▶ TEXT PROVIDED:
"""

Andreas Nibe

Personal information
- Full name: Andreas Nibe Hansen
- Date of birth: 31 May 2003 (age 23)
- Place of birth: Kerteminde, Denmark
- Height: 1.82 m (6 ft 0 in)
- Positions: Winger; attacking midfielder;

Team information
- Current team: Sarpsborg 08
- Number: 33

Youth career
- 0000–2016: Kerteminde BK
- 2016–2023: Midtjylland

Senior career*
- Years: Team / Apps / (Gls)
- 2022–2023: Midtjylland / 0 / (0)
- 2023: → Næstved (loan) / 16 / (0)
- 2023–2025: Mafra / 64 / (6)
- 2025–: Sarpsborg 08 / 21 / (1)

International career
- 2022: Denmark U19 / 1 / (1)
- 2024: Denmark U20 / 3 / (0)

= Andreas Nibe =

Danish footballer (born 2003)

Andreas Nibe Hansen (born 31 May 2003) is a Danish professional footballer who plays as a winger or an attacking midfielder for Eliteserien side Sarpsborg 08.

==Club career==
===FC Midtjylland===
Nibe joined FC Midtjylland as a 13-year-old from Kerteminde Boldklub in 2016. Here he became part of Midtjylland's youth academy. In September 2022, Nibe signed a long-term contract extension with Midtjylland, until June 2027.

"""

Document layout analysis data
"""

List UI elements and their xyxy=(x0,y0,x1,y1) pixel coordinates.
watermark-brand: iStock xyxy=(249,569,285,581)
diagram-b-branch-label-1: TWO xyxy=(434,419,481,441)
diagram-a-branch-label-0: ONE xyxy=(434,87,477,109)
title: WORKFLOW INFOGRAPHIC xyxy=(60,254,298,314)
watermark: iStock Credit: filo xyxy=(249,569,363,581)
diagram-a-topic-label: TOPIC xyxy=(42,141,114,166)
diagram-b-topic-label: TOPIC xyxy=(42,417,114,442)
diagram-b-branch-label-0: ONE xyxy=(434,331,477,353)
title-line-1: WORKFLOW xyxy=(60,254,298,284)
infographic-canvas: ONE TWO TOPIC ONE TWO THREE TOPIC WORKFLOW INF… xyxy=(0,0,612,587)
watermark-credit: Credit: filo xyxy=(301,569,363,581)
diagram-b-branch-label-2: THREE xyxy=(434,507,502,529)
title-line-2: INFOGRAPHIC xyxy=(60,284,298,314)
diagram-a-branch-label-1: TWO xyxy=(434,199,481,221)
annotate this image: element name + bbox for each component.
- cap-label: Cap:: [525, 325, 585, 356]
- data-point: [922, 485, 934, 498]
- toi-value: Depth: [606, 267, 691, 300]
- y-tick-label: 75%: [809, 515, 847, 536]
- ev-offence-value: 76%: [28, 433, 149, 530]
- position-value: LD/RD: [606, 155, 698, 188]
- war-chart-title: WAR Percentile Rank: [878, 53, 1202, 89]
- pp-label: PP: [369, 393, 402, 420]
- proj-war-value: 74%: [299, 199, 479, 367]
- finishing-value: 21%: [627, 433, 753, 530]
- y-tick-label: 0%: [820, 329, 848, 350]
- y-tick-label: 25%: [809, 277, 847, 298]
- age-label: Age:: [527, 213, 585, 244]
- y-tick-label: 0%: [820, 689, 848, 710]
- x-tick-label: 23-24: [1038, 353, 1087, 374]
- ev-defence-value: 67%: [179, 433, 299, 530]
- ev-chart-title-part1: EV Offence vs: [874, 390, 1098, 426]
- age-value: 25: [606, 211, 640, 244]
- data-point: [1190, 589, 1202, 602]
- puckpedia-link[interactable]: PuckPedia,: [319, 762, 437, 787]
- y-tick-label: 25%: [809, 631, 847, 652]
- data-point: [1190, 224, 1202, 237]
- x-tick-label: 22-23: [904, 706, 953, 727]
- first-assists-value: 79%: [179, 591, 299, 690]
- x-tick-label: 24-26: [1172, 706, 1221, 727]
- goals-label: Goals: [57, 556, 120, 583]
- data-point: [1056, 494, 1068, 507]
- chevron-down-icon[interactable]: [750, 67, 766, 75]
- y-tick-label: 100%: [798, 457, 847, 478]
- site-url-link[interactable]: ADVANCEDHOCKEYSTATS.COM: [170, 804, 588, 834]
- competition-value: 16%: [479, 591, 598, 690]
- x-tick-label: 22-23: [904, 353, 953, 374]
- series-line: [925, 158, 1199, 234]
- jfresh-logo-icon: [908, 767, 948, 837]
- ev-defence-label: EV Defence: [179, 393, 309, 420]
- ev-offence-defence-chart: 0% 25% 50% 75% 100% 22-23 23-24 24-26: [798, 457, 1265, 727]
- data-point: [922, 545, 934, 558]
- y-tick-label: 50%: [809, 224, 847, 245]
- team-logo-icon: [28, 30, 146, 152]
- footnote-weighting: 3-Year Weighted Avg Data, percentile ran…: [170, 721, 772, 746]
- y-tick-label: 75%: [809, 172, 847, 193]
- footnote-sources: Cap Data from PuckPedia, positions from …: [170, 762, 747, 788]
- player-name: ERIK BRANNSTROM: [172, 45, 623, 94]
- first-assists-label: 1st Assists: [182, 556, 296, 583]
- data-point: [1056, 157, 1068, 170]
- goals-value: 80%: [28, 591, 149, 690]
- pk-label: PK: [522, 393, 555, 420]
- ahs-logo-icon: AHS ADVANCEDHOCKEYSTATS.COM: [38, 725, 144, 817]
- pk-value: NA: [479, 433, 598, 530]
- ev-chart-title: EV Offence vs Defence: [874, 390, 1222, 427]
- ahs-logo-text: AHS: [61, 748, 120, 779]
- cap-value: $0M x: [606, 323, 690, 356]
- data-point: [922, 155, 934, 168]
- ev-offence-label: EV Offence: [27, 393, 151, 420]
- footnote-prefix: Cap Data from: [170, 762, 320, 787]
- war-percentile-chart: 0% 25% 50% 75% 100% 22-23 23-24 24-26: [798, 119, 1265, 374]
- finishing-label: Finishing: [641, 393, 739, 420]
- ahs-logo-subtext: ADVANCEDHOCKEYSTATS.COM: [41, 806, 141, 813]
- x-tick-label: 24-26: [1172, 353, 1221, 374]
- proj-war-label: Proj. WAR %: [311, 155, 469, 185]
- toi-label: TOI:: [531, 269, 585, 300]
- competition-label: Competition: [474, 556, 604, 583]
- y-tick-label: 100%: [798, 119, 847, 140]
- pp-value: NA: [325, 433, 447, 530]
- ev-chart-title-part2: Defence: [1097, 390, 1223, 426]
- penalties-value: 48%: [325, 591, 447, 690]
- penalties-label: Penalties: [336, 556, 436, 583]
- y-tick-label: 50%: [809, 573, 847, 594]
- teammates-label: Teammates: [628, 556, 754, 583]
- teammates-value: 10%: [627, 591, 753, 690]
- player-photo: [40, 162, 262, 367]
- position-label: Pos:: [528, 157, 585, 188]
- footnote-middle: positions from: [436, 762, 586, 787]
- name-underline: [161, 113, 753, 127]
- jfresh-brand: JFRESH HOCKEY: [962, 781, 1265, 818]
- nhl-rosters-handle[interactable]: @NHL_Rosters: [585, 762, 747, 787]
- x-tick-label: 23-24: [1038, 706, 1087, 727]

"""

▶ WHAT THE EXERCISE ASKS: Do these statements agree with the Andreas Nibe article? (a) Nibe joined FC Midtjylland at age 13 in 2016. (b) His 2022 contract extension with Midtjylland ran until June 2025. (c) He plays for an Eliteserien side. Answer yes or no for each and quote the deciding words. The listing isn't needed for this work.

▶ RESULT OF THIS TASK:
(a) Yes: "Nibe joined FC Midtjylland as a 13-year-old from Kerteminde Boldklub in 2016."
(b) No: "until June 2027."
(c) Yes: "for Eliteserien side Sarpsborg 08."